-- DATA IN THIS EXERCISE --
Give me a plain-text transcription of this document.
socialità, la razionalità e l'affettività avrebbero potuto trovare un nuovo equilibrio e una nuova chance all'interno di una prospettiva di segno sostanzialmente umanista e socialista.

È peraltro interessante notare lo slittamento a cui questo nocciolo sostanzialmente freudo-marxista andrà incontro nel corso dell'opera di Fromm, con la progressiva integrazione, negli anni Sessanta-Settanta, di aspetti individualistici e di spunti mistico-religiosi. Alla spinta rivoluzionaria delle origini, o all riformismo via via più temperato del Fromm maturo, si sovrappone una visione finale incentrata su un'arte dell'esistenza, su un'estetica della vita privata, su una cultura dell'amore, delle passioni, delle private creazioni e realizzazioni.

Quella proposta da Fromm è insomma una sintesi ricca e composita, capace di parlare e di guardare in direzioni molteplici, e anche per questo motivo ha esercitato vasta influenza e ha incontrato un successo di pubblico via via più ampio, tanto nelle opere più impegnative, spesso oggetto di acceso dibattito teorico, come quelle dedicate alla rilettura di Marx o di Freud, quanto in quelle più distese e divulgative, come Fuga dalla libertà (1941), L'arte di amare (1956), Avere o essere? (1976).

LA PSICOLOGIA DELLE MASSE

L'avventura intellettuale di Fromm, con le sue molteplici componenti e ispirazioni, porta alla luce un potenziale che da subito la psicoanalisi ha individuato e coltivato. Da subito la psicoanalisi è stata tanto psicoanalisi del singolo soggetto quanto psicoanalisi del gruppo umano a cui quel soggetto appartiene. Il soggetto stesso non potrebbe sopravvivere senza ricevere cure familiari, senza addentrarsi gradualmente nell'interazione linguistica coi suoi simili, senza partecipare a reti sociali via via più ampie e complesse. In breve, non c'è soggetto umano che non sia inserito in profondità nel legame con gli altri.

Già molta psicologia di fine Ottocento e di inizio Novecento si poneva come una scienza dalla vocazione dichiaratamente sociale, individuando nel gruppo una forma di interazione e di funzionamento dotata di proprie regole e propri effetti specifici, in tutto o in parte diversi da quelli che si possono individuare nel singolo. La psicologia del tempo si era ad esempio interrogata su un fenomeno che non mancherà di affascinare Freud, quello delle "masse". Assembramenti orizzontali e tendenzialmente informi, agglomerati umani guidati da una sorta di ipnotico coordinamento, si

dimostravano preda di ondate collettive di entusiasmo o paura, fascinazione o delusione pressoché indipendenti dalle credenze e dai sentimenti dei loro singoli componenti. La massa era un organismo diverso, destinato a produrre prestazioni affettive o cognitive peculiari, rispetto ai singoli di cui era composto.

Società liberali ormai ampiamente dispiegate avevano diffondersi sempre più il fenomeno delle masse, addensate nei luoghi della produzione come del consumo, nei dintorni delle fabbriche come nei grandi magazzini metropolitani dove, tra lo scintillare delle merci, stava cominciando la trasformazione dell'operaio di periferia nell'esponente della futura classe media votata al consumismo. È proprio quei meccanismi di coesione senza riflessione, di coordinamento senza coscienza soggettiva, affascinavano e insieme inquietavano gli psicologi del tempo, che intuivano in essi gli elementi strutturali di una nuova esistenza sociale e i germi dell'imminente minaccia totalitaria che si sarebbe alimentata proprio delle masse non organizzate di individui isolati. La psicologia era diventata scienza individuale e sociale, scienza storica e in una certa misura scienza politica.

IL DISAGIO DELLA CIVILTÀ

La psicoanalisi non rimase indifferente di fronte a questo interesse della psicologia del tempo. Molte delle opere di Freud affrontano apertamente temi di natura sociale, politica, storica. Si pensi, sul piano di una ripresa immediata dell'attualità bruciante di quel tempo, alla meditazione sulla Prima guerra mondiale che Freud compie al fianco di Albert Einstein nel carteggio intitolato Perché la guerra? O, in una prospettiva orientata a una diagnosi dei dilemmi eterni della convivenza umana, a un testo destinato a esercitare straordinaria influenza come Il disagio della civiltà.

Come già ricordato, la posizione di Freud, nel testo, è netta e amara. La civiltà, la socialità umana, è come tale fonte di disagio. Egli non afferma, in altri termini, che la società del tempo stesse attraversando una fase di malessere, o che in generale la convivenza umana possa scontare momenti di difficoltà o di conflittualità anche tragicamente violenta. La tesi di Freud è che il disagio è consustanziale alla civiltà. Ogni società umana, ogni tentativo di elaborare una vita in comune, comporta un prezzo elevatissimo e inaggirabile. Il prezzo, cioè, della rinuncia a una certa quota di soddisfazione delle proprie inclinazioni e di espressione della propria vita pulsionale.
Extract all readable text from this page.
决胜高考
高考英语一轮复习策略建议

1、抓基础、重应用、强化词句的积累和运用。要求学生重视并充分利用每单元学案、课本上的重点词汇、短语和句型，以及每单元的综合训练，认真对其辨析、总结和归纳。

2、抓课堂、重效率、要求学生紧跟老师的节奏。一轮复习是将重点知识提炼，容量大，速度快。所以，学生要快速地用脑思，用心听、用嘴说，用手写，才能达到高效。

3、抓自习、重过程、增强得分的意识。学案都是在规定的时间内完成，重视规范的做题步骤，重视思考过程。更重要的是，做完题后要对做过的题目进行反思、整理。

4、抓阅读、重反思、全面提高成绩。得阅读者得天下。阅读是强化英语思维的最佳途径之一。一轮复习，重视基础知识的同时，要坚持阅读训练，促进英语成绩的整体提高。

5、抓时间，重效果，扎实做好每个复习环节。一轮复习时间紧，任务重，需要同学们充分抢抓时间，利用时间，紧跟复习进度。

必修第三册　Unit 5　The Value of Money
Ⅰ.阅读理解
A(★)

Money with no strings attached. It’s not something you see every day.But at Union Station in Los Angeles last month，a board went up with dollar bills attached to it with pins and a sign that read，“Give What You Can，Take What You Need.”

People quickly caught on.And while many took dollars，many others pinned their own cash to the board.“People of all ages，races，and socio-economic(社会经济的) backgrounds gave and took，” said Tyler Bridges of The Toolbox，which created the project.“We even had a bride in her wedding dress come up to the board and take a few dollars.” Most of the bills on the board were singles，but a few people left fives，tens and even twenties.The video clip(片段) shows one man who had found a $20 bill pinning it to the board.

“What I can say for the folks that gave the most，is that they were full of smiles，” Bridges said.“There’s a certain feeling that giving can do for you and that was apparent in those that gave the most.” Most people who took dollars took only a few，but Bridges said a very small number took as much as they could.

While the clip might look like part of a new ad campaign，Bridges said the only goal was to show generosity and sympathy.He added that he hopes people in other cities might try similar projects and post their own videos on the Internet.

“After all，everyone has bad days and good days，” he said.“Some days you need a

-- STATED PROBLEM --
Reproduce the full set of records precisely.

-- RESULT OF THIS TASK --
Give me a plain-text transcription of this document.
socialità, la razionalità e l'affettività avrebbero potuto trovare un nuovo equilibrio e una nuova chance all'interno di una prospettiva di segno sostanzialmente umanista e socialista.

È peraltro interessante notare lo slittamento a cui questo nocciolo sostanzialmente freudo-marxista andrà incontro nel corso dell'opera di Fromm, con la progressiva integrazione, negli anni Sessanta-Settanta, di aspetti individualistici e di spunti mistico-religiosi. Alla spinta rivoluzionaria delle origini, o all riformismo via via più temperato del Fromm maturo, si sovrappone una visione finale incentrata su un'arte dell'esistenza, su un'estetica della vita privata, su una cultura dell'amore, delle passioni, delle private creazioni e realizzazioni.

Quella proposta da Fromm è insomma una sintesi ricca e composita, capace di parlare e di guardare in direzioni molteplici, e anche per questo motivo ha esercitato vasta influenza e ha incontrato un successo di pubblico via via più ampio, tanto nelle opere più impegnative, spesso oggetto di acceso dibattito teorico, come quelle dedicate alla rilettura di Marx o di Freud, quanto in quelle più distese e divulgative, come Fuga dalla libertà (1941), L'arte di amare (1956), Avere o essere? (1976).

LA PSICOLOGIA DELLE MASSE

L'avventura intellettuale di Fromm, con le sue molteplici componenti e ispirazioni, porta alla luce un potenziale che da subito la psicoanalisi ha individuato e coltivato. Da subito la psicoanalisi è stata tanto psicoanalisi del singolo soggetto quanto psicoanalisi del gruppo umano a cui quel soggetto appartiene. Il soggetto stesso non potrebbe sopravvivere senza ricevere cure familiari, senza addentrarsi gradualmente nell'interazione linguistica coi suoi simili, senza partecipare a reti sociali via via più ampie e complesse. In breve, non c'è soggetto umano che non sia inserito in profondità nel legame con gli altri.

Già molta psicologia di fine Ottocento e di inizio Novecento si poneva come una scienza dalla vocazione dichiaratamente sociale, individuando nel gruppo una forma di interazione e di funzionamento dotata di proprie regole e propri effetti specifici, in tutto o in parte diversi da quelli che si possono individuare nel singolo. La psicologia del tempo si era ad esempio interrogata su un fenomeno che non mancherà di affascinare Freud, quello delle "masse". Assembramenti orizzontali e tendenzialmente informi, agglomerati umani guidati da una sorta di ipnotico coordinamento, si

dimostravano preda di ondate collettive di entusiasmo o paura, fascinazione o delusione pressoché indipendenti dalle credenze e dai sentimenti dei loro singoli componenti. La massa era un organismo diverso, destinato a produrre prestazioni affettive o cognitive peculiari, rispetto ai singoli di cui era composto.

Società liberali ormai ampiamente dispiegate avevano diffondersi sempre più il fenomeno delle masse, addensate nei luoghi della produzione come del consumo, nei dintorni delle fabbriche come nei grandi magazzini metropolitani dove, tra lo scintillare delle merci, stava cominciando la trasformazione dell'operaio di periferia nell'esponente della futura classe media votata al consumismo. È proprio quei meccanismi di coesione senza riflessione, di coordinamento senza coscienza soggettiva, affascinavano e insieme inquietavano gli psicologi del tempo, che intuivano in essi gli elementi strutturali di una nuova esistenza sociale e i germi dell'imminente minaccia totalitaria che si sarebbe alimentata proprio delle masse non organizzate di individui isolati. La psicologia era diventata scienza individuale e sociale, scienza storica e in una certa misura scienza politica.

IL DISAGIO DELLA CIVILTÀ

La psicoanalisi non rimase indifferente di fronte a questo interesse della psicologia del tempo. Molte delle opere di Freud affrontano apertamente temi di natura sociale, politica, storica. Si pensi, sul piano di una ripresa immediata dell'attualità bruciante di quel tempo, alla meditazione sulla Prima guerra mondiale che Freud compie al fianco di Albert Einstein nel carteggio intitolato Perché la guerra? O, in una prospettiva orientata a una diagnosi dei dilemmi eterni della convivenza umana, a un testo destinato a esercitare straordinaria influenza come Il disagio della civiltà.

Come già ricordato, la posizione di Freud, nel testo, è netta e amara. La civiltà, la socialità umana, è come tale fonte di disagio. Egli non afferma, in altri termini, che la società del tempo stesse attraversando una fase di malessere, o che in generale la convivenza umana possa scontare momenti di difficoltà o di conflittualità anche tragicamente violenta. La tesi di Freud è che il disagio è consustanziale alla civiltà. Ogni società umana, ogni tentativo di elaborare una vita in comune, comporta un prezzo elevatissimo e inaggirabile. Il prezzo, cioè, della rinuncia a una certa quota di soddisfazione delle proprie inclinazioni e di espressione della propria vita pulsionale.
Extract all readable text from this page.
决胜高考
高考英语一轮复习策略建议

1、抓基础、重应用、强化词句的积累和运用。要求学生重视并充分利用每单元学案、课本上的重点词汇、短语和句型，以及每单元的综合训练，认真对其辨析、总结和归纳。

2、抓课堂、重效率、要求学生紧跟老师的节奏。一轮复习是将重点知识提炼，容量大，速度快。所以，学生要快速地用脑思，用心听、用嘴说，用手写，才能达到高效。

3、抓自习、重过程、增强得分的意识。学案都是在规定的时间内完成，重视规范的做题步骤，重视思考过程。更重要的是，做完题后要对做过的题目进行反思、整理。

4、抓阅读、重反思、全面提高成绩。得阅读者得天下。阅读是强化英语思维的最佳途径之一。一轮复习，重视基础知识的同时，要坚持阅读训练，促进英语成绩的整体提高。

5、抓时间，重效果，扎实做好每个复习环节。一轮复习时间紧，任务重，需要同学们充分抢抓时间，利用时间，紧跟复习进度。

必修第三册　Unit 5　The Value of Money
Ⅰ.阅读理解
A(★)

Money with no strings attached. It’s not something you see every day.But at Union Station in Los Angeles last month，a board went up with dollar bills attached to it with pins and a sign that read，“Give What You Can，Take What You Need.”

People quickly caught on.And while many took dollars，many others pinned their own cash to the board.“People of all ages，races，and socio-economic(社会经济的) backgrounds gave and took，” said Tyler Bridges of The Toolbox，which created the project.“We even had a bride in her wedding dress come up to the board and take a few dollars.” Most of the bills on the board were singles，but a few people left fives，tens and even twenties.The video clip(片段) shows one man who had found a $20 bill pinning it to the board.

“What I can say for the folks that gave the most，is that they were full of smiles，” Bridges said.“There’s a certain feeling that giving can do for you and that was apparent in those that gave the most.” Most people who took dollars took only a few，but Bridges said a very small number took as much as they could.

While the clip might look like part of a new ad campaign，Bridges said the only goal was to show generosity and sympathy.He added that he hopes people in other cities might try similar projects and post their own videos on the Internet.

“After all，everyone has bad days and good days，” he said.“Some days you need a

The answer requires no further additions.